* **Written task**: Copy out each line of the material in which the word "content" appears.

# Start of Supplied data

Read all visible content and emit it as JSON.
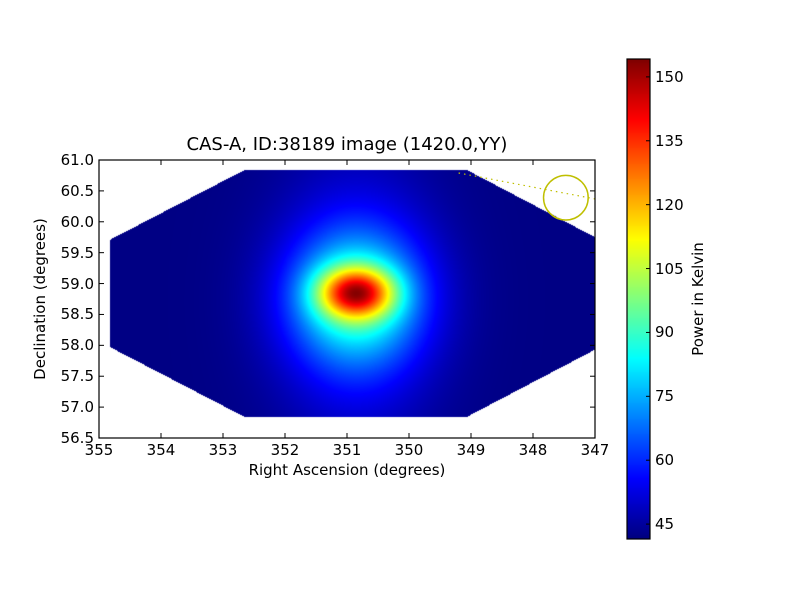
{
  "chart_data": {
    "type": "heatmap",
    "title": "CAS-A, ID:38189 image (1420.0,YY)",
    "xlabel": "Right Ascension (degrees)",
    "ylabel": "Declination (degrees)",
    "xlim": [
      355,
      347
    ],
    "ylim": [
      56.5,
      61.0
    ],
    "xticks": [
      "355",
      "354",
      "353",
      "352",
      "351",
      "350",
      "349",
      "348",
      "347"
    ],
    "yticks": [
      "56.5",
      "57.0",
      "57.5",
      "58.0",
      "58.5",
      "59.0",
      "59.5",
      "60.0",
      "60.5",
      "61.0"
    ],
    "colormap": "jet",
    "colorbar": {
      "label": "Power in Kelvin",
      "range": [
        41.5,
        154.2
      ],
      "ticks": [
        "45",
        "60",
        "75",
        "90",
        "105",
        "120",
        "135",
        "150"
      ]
    },
    "field_footprint_radec": [
      [
        354.82,
        59.71
      ],
      [
        352.65,
        60.84
      ],
      [
        349.07,
        60.84
      ],
      [
        347.0,
        59.75
      ],
      [
        347.0,
        57.93
      ],
      [
        349.07,
        56.84
      ],
      [
        352.65,
        56.84
      ],
      [
        354.82,
        57.97
      ]
    ],
    "background_level": 42,
    "sources": [
      {
        "ra": 350.85,
        "dec": 58.85,
        "peak": 154,
        "sigma_ra": 0.42,
        "sigma_dec": 0.28
      },
      {
        "ra": 350.85,
        "dec": 58.75,
        "peak": 38,
        "sigma_ra": 0.75,
        "sigma_dec": 0.75
      },
      {
        "ra": 350.85,
        "dec": 58.7,
        "peak": 14,
        "sigma_ra": 0.9,
        "sigma_dec": 1.6
      }
    ],
    "annotation_circle": {
      "ra": 347.47,
      "dec": 60.39,
      "radius_deg": 0.36,
      "color": "#bfbf00"
    },
    "annotation_line": {
      "from": [
        349.2,
        60.79
      ],
      "to": [
        347.0,
        60.37
      ],
      "color": "#bfbf00"
    }
  }
}
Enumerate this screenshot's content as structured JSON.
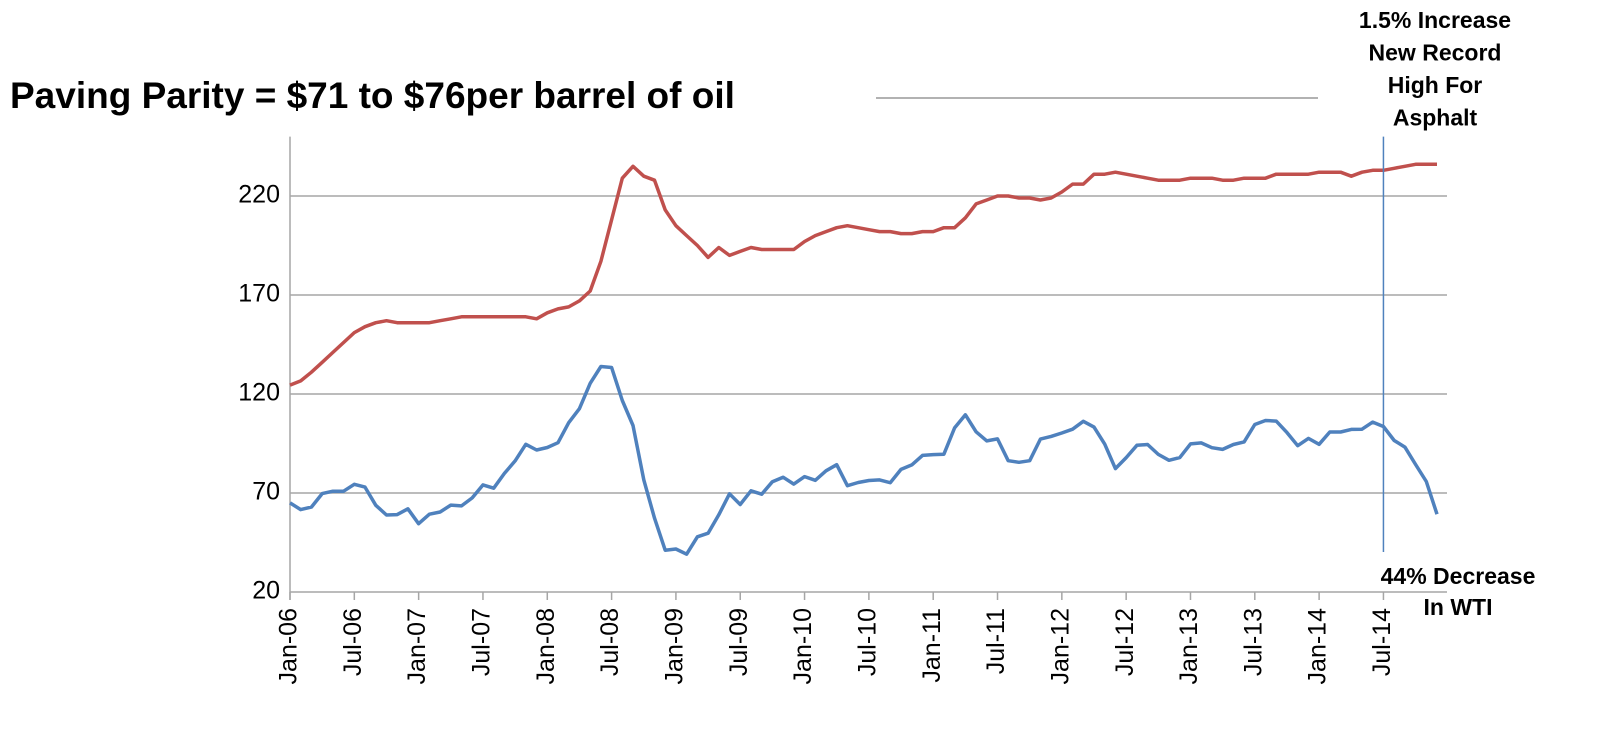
{
  "chart_data": {
    "type": "line",
    "title": "Paving Parity =  $71 to $76per  barrel of oil",
    "annotations": [
      {
        "lines": [
          "1.5% Increase",
          "New Record",
          "High For",
          "Asphalt"
        ]
      },
      {
        "lines": [
          "44% Decrease",
          "In WTI"
        ]
      }
    ],
    "categories": [
      "Jan-06",
      null,
      null,
      null,
      null,
      null,
      "Jul-06",
      null,
      null,
      null,
      null,
      null,
      "Jan-07",
      null,
      null,
      null,
      null,
      null,
      "Jul-07",
      null,
      null,
      null,
      null,
      null,
      "Jan-08",
      null,
      null,
      null,
      null,
      null,
      "Jul-08",
      null,
      null,
      null,
      null,
      null,
      "Jan-09",
      null,
      null,
      null,
      null,
      null,
      "Jul-09",
      null,
      null,
      null,
      null,
      null,
      "Jan-10",
      null,
      null,
      null,
      null,
      null,
      "Jul-10",
      null,
      null,
      null,
      null,
      null,
      "Jan-11",
      null,
      null,
      null,
      null,
      null,
      "Jul-11",
      null,
      null,
      null,
      null,
      null,
      "Jan-12",
      null,
      null,
      null,
      null,
      null,
      "Jul-12",
      null,
      null,
      null,
      null,
      null,
      "Jan-13",
      null,
      null,
      null,
      null,
      null,
      "Jul-13",
      null,
      null,
      null,
      null,
      null,
      "Jan-14",
      null,
      null,
      null,
      null,
      null,
      "Jul-14",
      null,
      null,
      null,
      null,
      null
    ],
    "series": [
      {
        "color": "#c0504d",
        "values": [
          124.5,
          126.6,
          131,
          136,
          141,
          146,
          151,
          154,
          156,
          157,
          156,
          156,
          156,
          156,
          157,
          158,
          159,
          159,
          159,
          159,
          159,
          159,
          159,
          158,
          161,
          163,
          164,
          167,
          172,
          187,
          208,
          229,
          235,
          230,
          228,
          213,
          205,
          200,
          195,
          189,
          194,
          190,
          192,
          194,
          193,
          193,
          193,
          193,
          197,
          200,
          202,
          204,
          205,
          204,
          203,
          202,
          202,
          201,
          201,
          202,
          202,
          204,
          204,
          209,
          216,
          218,
          220,
          220,
          219,
          219,
          218,
          219,
          222,
          226,
          226,
          231,
          231,
          232,
          231,
          230,
          229,
          228,
          228,
          228,
          229,
          229,
          229,
          228,
          228,
          229,
          229,
          229,
          231,
          231,
          231,
          231,
          232,
          232,
          232,
          230,
          232,
          233,
          233,
          234,
          235,
          236,
          236,
          236
        ]
      },
      {
        "color": "#4f81bd",
        "values": [
          65,
          61.6,
          62.9,
          69.7,
          70.9,
          70.9,
          74.4,
          73,
          63.8,
          58.9,
          59.1,
          62,
          54.5,
          59.3,
          60.4,
          63.9,
          63.5,
          67.5,
          74.1,
          72.4,
          79.9,
          86.2,
          94.6,
          91.7,
          93,
          95.4,
          105.5,
          112.6,
          125.4,
          133.9,
          133.4,
          116.7,
          104.1,
          76.6,
          57.3,
          41.1,
          41.7,
          39.1,
          47.9,
          49.7,
          59,
          69.6,
          64.2,
          71.1,
          69.4,
          75.7,
          78,
          74.5,
          78.3,
          76.4,
          81.2,
          84.3,
          73.7,
          75.3,
          76.3,
          76.6,
          75.2,
          81.9,
          84.2,
          89,
          89.4,
          89.6,
          102.9,
          109.5,
          100.9,
          96.3,
          97.3,
          86.3,
          85.5,
          86.3,
          97.2,
          98.6,
          100.3,
          102.2,
          106.2,
          103.3,
          94.7,
          82.3,
          87.9,
          94.1,
          94.5,
          89.5,
          86.5,
          87.9,
          94.8,
          95.3,
          92.9,
          92,
          94.5,
          95.8,
          104.6,
          106.6,
          106.3,
          100.5,
          93.9,
          97.6,
          94.6,
          100.8,
          100.8,
          102.1,
          102.2,
          105.8,
          103.6,
          96.5,
          93.2,
          84.4,
          75.8,
          59.3
        ]
      }
    ],
    "ylim": [
      20,
      250
    ],
    "yticks": [
      20,
      70,
      120,
      170,
      220
    ],
    "grid": true
  }
}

# End of Supplied data

* **Answer to the task**:
Read all visible content and emit it as JSON.
Enumerate this screenshot's content as structured JSON.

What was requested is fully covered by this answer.